▸ **What to work on**
Write out the whole listing again, exactly as given.

▸ **Dataset content**
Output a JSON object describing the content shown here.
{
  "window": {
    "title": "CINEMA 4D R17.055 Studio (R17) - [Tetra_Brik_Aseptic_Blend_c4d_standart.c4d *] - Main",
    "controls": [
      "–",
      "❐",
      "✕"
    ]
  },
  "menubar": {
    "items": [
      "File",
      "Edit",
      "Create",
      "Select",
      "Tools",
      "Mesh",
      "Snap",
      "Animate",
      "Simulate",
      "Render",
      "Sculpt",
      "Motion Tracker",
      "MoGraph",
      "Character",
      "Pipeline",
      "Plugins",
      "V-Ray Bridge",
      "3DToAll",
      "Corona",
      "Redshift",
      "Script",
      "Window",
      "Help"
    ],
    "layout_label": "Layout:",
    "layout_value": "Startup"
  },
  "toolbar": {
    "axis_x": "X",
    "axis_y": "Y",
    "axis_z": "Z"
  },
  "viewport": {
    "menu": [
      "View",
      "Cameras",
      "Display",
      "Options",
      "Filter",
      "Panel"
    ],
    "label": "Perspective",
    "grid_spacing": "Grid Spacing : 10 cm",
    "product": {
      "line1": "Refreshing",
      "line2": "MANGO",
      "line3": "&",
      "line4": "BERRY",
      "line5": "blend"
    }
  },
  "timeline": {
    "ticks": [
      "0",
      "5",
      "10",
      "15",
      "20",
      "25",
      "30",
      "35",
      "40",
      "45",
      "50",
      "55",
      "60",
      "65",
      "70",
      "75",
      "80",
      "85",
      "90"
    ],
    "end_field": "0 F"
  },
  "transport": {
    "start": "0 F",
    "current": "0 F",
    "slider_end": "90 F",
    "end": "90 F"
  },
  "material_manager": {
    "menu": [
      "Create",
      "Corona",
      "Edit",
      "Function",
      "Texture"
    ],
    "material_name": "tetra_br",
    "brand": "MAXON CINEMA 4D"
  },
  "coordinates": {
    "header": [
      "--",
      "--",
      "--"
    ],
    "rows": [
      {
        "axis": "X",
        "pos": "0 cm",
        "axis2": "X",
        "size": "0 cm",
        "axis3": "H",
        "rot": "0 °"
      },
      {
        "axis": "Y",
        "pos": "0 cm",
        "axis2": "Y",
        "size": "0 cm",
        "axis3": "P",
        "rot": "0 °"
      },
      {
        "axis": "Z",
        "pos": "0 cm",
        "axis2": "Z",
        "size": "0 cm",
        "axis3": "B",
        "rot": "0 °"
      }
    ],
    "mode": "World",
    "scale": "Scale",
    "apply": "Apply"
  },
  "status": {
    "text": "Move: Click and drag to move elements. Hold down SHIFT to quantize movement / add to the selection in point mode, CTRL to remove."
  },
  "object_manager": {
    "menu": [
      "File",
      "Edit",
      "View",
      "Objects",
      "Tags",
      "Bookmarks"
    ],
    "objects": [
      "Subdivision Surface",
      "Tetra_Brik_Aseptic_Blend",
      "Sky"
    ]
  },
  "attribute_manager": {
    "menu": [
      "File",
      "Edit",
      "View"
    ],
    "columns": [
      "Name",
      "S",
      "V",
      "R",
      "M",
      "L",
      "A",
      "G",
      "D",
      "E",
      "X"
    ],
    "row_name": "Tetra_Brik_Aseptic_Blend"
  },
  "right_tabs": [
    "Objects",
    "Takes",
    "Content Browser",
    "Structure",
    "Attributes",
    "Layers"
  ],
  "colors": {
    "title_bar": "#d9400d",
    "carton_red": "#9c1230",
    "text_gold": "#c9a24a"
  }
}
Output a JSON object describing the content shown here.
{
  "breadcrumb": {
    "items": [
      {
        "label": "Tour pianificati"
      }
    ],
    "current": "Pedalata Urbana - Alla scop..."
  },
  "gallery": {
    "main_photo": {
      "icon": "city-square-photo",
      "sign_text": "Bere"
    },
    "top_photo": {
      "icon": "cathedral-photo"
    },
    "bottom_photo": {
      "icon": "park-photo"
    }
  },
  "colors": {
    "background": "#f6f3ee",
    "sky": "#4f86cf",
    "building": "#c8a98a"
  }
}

▸ **Problem solution**
Output a JSON object describing the content shown here.
{
  "window": {
    "title": "CINEMA 4D R17.055 Studio (R17) - [Tetra_Brik_Aseptic_Blend_c4d_standart.c4d *] - Main",
    "controls": [
      "–",
      "❐",
      "✕"
    ]
  },
  "menubar": {
    "items": [
      "File",
      "Edit",
      "Create",
      "Select",
      "Tools",
      "Mesh",
      "Snap",
      "Animate",
      "Simulate",
      "Render",
      "Sculpt",
      "Motion Tracker",
      "MoGraph",
      "Character",
      "Pipeline",
      "Plugins",
      "V-Ray Bridge",
      "3DToAll",
      "Corona",
      "Redshift",
      "Script",
      "Window",
      "Help"
    ],
    "layout_label": "Layout:",
    "layout_value": "Startup"
  },
  "toolbar": {
    "axis_x": "X",
    "axis_y": "Y",
    "axis_z": "Z"
  },
  "viewport": {
    "menu": [
      "View",
      "Cameras",
      "Display",
      "Options",
      "Filter",
      "Panel"
    ],
    "label": "Perspective",
    "grid_spacing": "Grid Spacing : 10 cm",
    "product": {
      "line1": "Refreshing",
      "line2": "MANGO",
      "line3": "&",
      "line4": "BERRY",
      "line5": "blend"
    }
  },
  "timeline": {
    "ticks": [
      "0",
      "5",
      "10",
      "15",
      "20",
      "25",
      "30",
      "35",
      "40",
      "45",
      "50",
      "55",
      "60",
      "65",
      "70",
      "75",
      "80",
      "85",
      "90"
    ],
    "end_field": "0 F"
  },
  "transport": {
    "start": "0 F",
    "current": "0 F",
    "slider_end": "90 F",
    "end": "90 F"
  },
  "material_manager": {
    "menu": [
      "Create",
      "Corona",
      "Edit",
      "Function",
      "Texture"
    ],
    "material_name": "tetra_br",
    "brand": "MAXON CINEMA 4D"
  },
  "coordinates": {
    "header": [
      "--",
      "--",
      "--"
    ],
    "rows": [
      {
        "axis": "X",
        "pos": "0 cm",
        "axis2": "X",
        "size": "0 cm",
        "axis3": "H",
        "rot": "0 °"
      },
      {
        "axis": "Y",
        "pos": "0 cm",
        "axis2": "Y",
        "size": "0 cm",
        "axis3": "P",
        "rot": "0 °"
      },
      {
        "axis": "Z",
        "pos": "0 cm",
        "axis2": "Z",
        "size": "0 cm",
        "axis3": "B",
        "rot": "0 °"
      }
    ],
    "mode": "World",
    "scale": "Scale",
    "apply": "Apply"
  },
  "status": {
    "text": "Move: Click and drag to move elements. Hold down SHIFT to quantize movement / add to the selection in point mode, CTRL to remove."
  },
  "object_manager": {
    "menu": [
      "File",
      "Edit",
      "View",
      "Objects",
      "Tags",
      "Bookmarks"
    ],
    "objects": [
      "Subdivision Surface",
      "Tetra_Brik_Aseptic_Blend",
      "Sky"
    ]
  },
  "attribute_manager": {
    "menu": [
      "File",
      "Edit",
      "View"
    ],
    "columns": [
      "Name",
      "S",
      "V",
      "R",
      "M",
      "L",
      "A",
      "G",
      "D",
      "E",
      "X"
    ],
    "row_name": "Tetra_Brik_Aseptic_Blend"
  },
  "right_tabs": [
    "Objects",
    "Takes",
    "Content Browser",
    "Structure",
    "Attributes",
    "Layers"
  ],
  "colors": {
    "title_bar": "#d9400d",
    "carton_red": "#9c1230",
    "text_gold": "#c9a24a"
  }
}
Output a JSON object describing the content shown here.
{
  "breadcrumb": {
    "items": [
      {
        "label": "Tour pianificati"
      }
    ],
    "current": "Pedalata Urbana - Alla scop..."
  },
  "gallery": {
    "main_photo": {
      "icon": "city-square-photo",
      "sign_text": "Bere"
    },
    "top_photo": {
      "icon": "cathedral-photo"
    },
    "bottom_photo": {
      "icon": "park-photo"
    }
  },
  "colors": {
    "background": "#f6f3ee",
    "sky": "#4f86cf",
    "building": "#c8a98a"
  }
}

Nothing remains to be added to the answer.